**Passage given:**

2016 K-League Classic Preview: Part One

Part one of our 2016 K-League Classic Preview looks at Gwangju FC, Incheon United, Jeju United, Jeonbuk Motors, Jeonnam Dragons, and Pohang Steelers. We look at the key arrivals, departures, strengths, and weaknesses of each of these sides, before assessing their chances for the upcoming season.

Gwangju FC
by Steve Price

Key Arrivals:
Kim Jin-su (Augsburg), Kim Jeong-hyun (Oita), Kim Jin hwan (Incheon, Jung Jo-gook (FC Seoul), Kim Min-hyeok (FC Seoul), Wellington Priori (Pattaya)

Key Departures:
Kim Ho-nam (Jeju United), Cassiano (Fortaleza)

Last Season:
Gwangju finished one place above the relegation zone last season, and could’ve been in serious trouble if not for the abject form of Busan and Daejeon. Towards the end of the season, Gwangju went on a horrific run of seven defeats in ten games.

Strengths:
Their squad has had a lot less chopping and changing than some of the other squads in the division. There is a level of togetherness in the team, and many players are slightly underrated.

Weaknesses:
They have also lost their main striker this winter, with Kim Ho-nam leaving for Jeju United. Gwangju’s winter signings are certainly not going to set the world alight. Kim Jeong-Hyun, who joins from Japanese side Oita Trinita, is probably the best of the bunch. Jong Jo-gook, who once played for Nancy and Auxerre in France, also joins the club as Kim Ho-nam’s replacement.

Prediction:
Gwangju have done little to arrest their slide in form over the winter, and are likely to spend most of this season in a relegation battle.

Tavern Prediction: 11th

 

Incheon United
by Steve Price

Key Arrivals:
Luong Xuan Truong (Hoang Ahn Gia Lai), Kim Tae-su (Pohang), Cho Byung-kuk (Chonburi), Song Je-heon (Jeonbuk), Krste Velkoski (FK Sarajevo)

**Parts of the exercise:**
A - Summarize the K-League preview in two sentences.
B - Reproduce the K-League preview starting with "Part one of" and going on through "in ten games.", swapping "relegation zone" for "drop zone".

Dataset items
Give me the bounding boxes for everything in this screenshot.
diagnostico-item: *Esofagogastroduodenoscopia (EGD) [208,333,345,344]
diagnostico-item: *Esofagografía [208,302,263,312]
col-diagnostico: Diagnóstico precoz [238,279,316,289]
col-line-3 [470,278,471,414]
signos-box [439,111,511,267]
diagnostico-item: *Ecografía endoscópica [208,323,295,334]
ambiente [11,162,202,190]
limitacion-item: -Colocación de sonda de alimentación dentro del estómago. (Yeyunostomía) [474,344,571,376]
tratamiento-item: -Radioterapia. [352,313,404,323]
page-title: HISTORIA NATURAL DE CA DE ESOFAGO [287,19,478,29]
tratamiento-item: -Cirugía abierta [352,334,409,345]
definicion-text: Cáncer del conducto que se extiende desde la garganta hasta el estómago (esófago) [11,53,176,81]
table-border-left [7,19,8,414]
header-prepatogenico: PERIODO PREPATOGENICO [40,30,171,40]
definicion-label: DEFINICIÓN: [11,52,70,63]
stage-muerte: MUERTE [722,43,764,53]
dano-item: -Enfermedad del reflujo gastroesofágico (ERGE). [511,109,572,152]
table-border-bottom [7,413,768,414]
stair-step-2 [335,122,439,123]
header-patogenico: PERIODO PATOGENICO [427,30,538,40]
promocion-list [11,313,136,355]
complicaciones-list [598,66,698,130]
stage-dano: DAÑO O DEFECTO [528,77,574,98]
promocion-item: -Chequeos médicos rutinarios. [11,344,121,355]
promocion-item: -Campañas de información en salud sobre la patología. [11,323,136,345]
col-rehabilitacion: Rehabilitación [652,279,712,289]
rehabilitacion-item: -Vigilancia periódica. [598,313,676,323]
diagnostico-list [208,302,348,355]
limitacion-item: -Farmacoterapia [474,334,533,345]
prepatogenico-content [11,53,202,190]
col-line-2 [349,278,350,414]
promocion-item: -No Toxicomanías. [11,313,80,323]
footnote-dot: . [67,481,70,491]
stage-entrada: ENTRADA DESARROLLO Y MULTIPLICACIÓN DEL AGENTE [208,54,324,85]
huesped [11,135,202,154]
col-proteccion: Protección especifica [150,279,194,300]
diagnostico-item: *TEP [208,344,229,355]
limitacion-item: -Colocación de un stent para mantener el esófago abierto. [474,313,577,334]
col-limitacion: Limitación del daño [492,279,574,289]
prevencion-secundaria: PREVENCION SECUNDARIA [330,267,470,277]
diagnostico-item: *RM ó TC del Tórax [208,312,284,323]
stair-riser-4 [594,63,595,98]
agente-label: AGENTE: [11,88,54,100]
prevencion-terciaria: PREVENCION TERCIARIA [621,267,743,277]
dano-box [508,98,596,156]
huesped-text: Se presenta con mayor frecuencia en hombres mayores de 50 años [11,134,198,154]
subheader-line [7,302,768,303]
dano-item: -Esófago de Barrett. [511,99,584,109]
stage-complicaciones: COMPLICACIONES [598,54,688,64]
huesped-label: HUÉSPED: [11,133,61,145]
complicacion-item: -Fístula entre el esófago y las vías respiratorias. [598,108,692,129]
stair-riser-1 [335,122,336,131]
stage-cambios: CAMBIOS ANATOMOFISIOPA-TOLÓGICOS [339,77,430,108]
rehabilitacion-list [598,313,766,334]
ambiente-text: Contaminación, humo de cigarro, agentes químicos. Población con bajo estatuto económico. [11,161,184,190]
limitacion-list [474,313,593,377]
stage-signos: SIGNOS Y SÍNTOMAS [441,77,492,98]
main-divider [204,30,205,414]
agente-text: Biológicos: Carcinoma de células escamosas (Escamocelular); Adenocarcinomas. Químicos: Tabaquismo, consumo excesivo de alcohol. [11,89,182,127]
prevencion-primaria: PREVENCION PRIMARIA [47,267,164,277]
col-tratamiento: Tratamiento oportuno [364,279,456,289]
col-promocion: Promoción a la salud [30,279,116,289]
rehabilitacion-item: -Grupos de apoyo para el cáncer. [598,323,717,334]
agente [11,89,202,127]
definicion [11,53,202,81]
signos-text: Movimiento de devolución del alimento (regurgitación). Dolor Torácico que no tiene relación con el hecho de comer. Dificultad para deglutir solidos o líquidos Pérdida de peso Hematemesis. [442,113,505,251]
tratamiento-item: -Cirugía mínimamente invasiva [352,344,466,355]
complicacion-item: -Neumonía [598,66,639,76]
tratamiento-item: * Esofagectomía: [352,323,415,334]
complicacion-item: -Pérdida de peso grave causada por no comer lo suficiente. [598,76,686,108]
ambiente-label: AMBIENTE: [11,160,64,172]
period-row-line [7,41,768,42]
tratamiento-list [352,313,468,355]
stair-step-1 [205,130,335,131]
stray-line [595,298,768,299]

**Solved problems:**
A - The first part of the preview covers Gwangju FC, Incheon United, Jeju United, Jeonbuk Motors, Jeonnam Dragons, and Pohang Steelers, looking at each side's key arrivals, departures, strengths, and weaknesses before assessing its chances for the season. Gwangju finished one place above the relegation zone last season and has lost its main striker, Kim Ho-nam, to Jeju United, so it is predicted to spend most of the season in a relegation battle and finish 11th.

B -
Part one of our 2016 K-League Classic Preview looks at Gwangju FC, Incheon United, Jeju United, Jeonbuk Motors, Jeonnam Dragons, and Pohang Steelers. We look at the key arrivals, departures, strengths, and weaknesses of each of these sides, before assessing their chances for the upcoming season.

Gwangju FC
by Steve Price

Key Arrivals:
Kim Jin-su (Augsburg), Kim Jeong-hyun (Oita), Kim Jin hwan (Incheon, Jung Jo-gook (FC Seoul), Kim Min-hyeok (FC Seoul), Wellington Priori (Pattaya)

Key Departures:
Kim Ho-nam (Jeju United), Cassiano (Fortaleza)

Last Season:
Gwangju finished one place above the drop zone last season, and could’ve been in serious trouble if not for the abject form of Busan and Daejeon. Towards the end of the season, Gwangju went on a horrific run of seven defeats in ten games.